**** EXTRACTED ENTRIES

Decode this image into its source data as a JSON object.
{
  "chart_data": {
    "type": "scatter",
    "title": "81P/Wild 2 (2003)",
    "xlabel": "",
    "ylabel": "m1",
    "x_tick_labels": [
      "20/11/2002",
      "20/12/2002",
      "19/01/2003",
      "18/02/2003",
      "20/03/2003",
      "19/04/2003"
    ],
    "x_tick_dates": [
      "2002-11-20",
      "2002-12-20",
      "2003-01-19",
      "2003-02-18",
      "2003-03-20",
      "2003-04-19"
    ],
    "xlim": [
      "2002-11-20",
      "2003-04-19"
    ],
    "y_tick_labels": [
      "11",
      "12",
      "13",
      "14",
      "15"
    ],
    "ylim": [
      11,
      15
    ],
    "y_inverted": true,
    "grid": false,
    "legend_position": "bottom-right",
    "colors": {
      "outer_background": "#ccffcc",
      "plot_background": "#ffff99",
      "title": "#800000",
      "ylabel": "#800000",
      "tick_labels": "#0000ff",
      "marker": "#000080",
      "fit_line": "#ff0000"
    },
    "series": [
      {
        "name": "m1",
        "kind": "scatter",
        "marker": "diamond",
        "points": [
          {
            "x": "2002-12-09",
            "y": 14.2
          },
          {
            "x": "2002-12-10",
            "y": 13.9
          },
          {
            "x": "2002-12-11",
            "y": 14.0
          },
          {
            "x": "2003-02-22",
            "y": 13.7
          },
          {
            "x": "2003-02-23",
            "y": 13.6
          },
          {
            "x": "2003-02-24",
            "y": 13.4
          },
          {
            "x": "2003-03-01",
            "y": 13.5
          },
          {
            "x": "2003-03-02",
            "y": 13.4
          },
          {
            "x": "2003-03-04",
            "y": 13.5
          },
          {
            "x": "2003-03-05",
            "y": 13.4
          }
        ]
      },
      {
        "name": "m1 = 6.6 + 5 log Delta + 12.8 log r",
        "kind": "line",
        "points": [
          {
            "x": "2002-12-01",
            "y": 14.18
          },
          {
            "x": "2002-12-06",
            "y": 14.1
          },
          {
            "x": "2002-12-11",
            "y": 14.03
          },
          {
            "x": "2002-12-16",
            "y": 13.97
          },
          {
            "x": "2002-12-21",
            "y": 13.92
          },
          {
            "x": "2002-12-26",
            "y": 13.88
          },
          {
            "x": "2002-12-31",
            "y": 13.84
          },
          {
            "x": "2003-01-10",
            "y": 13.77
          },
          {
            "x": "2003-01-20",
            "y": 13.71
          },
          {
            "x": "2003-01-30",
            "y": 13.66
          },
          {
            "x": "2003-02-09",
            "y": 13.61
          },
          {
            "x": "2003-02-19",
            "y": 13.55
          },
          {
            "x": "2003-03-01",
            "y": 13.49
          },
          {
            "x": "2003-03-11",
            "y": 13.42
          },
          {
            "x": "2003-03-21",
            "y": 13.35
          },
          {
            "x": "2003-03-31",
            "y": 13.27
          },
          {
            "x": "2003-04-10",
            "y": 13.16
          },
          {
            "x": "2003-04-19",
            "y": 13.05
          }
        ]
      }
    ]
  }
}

********

PROBLEM:
Make an exact copy of the data above.

SOLUTION TO THIS PROBLEM:
Decode this image into its source data as a JSON object.
{
  "chart_data": {
    "type": "scatter",
    "title": "81P/Wild 2 (2003)",
    "xlabel": "",
    "ylabel": "m1",
    "x_tick_labels": [
      "20/11/2002",
      "20/12/2002",
      "19/01/2003",
      "18/02/2003",
      "20/03/2003",
      "19/04/2003"
    ],
    "x_tick_dates": [
      "2002-11-20",
      "2002-12-20",
      "2003-01-19",
      "2003-02-18",
      "2003-03-20",
      "2003-04-19"
    ],
    "xlim": [
      "2002-11-20",
      "2003-04-19"
    ],
    "y_tick_labels": [
      "11",
      "12",
      "13",
      "14",
      "15"
    ],
    "ylim": [
      11,
      15
    ],
    "y_inverted": true,
    "grid": false,
    "legend_position": "bottom-right",
    "colors": {
      "outer_background": "#ccffcc",
      "plot_background": "#ffff99",
      "title": "#800000",
      "ylabel": "#800000",
      "tick_labels": "#0000ff",
      "marker": "#000080",
      "fit_line": "#ff0000"
    },
    "series": [
      {
        "name": "m1",
        "kind": "scatter",
        "marker": "diamond",
        "points": [
          {
            "x": "2002-12-09",
            "y": 14.2
          },
          {
            "x": "2002-12-10",
            "y": 13.9
          },
          {
            "x": "2002-12-11",
            "y": 14.0
          },
          {
            "x": "2003-02-22",
            "y": 13.7
          },
          {
            "x": "2003-02-23",
            "y": 13.6
          },
          {
            "x": "2003-02-24",
            "y": 13.4
          },
          {
            "x": "2003-03-01",
            "y": 13.5
          },
          {
            "x": "2003-03-02",
            "y": 13.4
          },
          {
            "x": "2003-03-04",
            "y": 13.5
          },
          {
            "x": "2003-03-05",
            "y": 13.4
          }
        ]
      },
      {
        "name": "m1 = 6.6 + 5 log Delta + 12.8 log r",
        "kind": "line",
        "points": [
          {
            "x": "2002-12-01",
            "y": 14.18
          },
          {
            "x": "2002-12-06",
            "y": 14.1
          },
          {
            "x": "2002-12-11",
            "y": 14.03
          },
          {
            "x": "2002-12-16",
            "y": 13.97
          },
          {
            "x": "2002-12-21",
            "y": 13.92
          },
          {
            "x": "2002-12-26",
            "y": 13.88
          },
          {
            "x": "2002-12-31",
            "y": 13.84
          },
          {
            "x": "2003-01-10",
            "y": 13.77
          },
          {
            "x": "2003-01-20",
            "y": 13.71
          },
          {
            "x": "2003-01-30",
            "y": 13.66
          },
          {
            "x": "2003-02-09",
            "y": 13.61
          },
          {
            "x": "2003-02-19",
            "y": 13.55
          },
          {
            "x": "2003-03-01",
            "y": 13.49
          },
          {
            "x": "2003-03-11",
            "y": 13.42
          },
          {
            "x": "2003-03-21",
            "y": 13.35
          },
          {
            "x": "2003-03-31",
            "y": 13.27
          },
          {
            "x": "2003-04-10",
            "y": 13.16
          },
          {
            "x": "2003-04-19",
            "y": 13.05
          }
        ]
      }
    ]
  }
}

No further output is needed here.